> _Entries_
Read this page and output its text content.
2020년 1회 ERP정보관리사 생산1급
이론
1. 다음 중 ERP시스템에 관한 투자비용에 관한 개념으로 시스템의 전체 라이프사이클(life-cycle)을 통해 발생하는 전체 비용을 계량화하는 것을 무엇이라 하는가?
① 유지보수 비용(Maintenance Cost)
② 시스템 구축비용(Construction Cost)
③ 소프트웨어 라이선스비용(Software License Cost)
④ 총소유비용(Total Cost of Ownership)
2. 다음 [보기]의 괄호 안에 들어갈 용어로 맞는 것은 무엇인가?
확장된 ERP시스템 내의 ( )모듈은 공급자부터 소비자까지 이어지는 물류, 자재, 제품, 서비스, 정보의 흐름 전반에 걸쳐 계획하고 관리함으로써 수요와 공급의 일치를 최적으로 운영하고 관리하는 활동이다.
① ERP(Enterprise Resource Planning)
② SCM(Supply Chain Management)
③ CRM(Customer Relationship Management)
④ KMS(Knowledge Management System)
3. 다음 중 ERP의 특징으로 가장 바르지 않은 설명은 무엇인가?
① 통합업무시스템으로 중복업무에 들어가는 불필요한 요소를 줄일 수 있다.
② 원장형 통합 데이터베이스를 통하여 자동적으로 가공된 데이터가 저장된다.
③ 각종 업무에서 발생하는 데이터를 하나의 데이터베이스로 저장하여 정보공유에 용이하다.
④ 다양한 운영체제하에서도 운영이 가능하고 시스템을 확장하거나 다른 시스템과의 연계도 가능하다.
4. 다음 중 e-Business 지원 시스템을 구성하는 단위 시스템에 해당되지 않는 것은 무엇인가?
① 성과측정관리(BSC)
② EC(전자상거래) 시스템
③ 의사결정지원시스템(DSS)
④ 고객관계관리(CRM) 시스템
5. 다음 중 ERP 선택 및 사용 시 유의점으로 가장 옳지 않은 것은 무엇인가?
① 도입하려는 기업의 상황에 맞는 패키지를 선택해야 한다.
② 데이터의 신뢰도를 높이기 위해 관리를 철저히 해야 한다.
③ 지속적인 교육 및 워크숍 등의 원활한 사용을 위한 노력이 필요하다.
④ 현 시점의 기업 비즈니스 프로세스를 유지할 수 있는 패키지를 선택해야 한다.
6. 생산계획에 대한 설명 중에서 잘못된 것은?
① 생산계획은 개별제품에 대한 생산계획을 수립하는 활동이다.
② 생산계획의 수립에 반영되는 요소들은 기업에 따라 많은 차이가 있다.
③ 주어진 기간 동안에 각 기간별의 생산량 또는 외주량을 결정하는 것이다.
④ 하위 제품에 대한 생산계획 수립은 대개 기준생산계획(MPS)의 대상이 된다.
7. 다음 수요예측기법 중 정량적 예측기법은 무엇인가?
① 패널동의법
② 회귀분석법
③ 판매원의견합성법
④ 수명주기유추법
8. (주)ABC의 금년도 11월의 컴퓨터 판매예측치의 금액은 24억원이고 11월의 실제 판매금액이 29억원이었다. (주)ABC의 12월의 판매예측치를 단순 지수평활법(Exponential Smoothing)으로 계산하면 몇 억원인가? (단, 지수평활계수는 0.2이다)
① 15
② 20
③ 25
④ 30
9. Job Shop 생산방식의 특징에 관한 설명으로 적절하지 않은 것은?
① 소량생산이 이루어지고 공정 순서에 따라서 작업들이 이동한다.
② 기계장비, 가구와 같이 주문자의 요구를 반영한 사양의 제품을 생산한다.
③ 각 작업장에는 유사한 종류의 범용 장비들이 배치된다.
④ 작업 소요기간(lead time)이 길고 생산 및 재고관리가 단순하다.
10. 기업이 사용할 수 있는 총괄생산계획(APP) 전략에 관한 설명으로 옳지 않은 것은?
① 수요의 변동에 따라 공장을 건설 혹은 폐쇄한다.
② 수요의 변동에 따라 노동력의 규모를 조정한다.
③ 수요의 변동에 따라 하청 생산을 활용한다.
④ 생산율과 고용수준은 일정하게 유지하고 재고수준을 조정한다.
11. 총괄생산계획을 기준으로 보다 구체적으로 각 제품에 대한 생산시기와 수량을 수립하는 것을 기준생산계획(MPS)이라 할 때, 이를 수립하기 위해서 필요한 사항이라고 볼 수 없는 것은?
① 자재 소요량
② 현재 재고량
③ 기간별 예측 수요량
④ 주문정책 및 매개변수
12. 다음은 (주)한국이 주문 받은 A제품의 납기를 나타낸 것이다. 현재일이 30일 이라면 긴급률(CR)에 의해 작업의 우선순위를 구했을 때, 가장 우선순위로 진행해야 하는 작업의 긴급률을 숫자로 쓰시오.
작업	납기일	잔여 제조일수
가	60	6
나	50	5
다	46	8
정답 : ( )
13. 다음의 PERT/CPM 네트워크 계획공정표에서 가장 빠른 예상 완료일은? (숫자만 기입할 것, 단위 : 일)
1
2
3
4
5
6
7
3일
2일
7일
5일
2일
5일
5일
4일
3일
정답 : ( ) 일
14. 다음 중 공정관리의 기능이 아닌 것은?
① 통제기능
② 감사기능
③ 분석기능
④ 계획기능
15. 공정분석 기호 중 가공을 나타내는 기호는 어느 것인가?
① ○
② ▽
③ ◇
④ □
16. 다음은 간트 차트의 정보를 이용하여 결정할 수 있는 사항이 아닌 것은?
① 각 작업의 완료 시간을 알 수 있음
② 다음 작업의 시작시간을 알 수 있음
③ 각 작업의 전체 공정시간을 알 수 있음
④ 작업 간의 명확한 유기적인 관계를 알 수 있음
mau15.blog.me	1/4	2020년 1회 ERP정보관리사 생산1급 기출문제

> _What is being asked_
From the records above, pull out each line that has "활동이다".

> _Answer to the problem_
확장된 ERP시스템 내의 ( )모듈은 공급자부터 소비자까지 이어지는 물류, 자재, 제품, 서비스, 정보의 흐름 전반에 걸쳐 계획하고 관리함으로써 수요와 공급의 일치를 최적으로 운영하고 관리하는 활동이다.
① 생산계획은 개별제품에 대한 생산계획을 수립하는 활동이다.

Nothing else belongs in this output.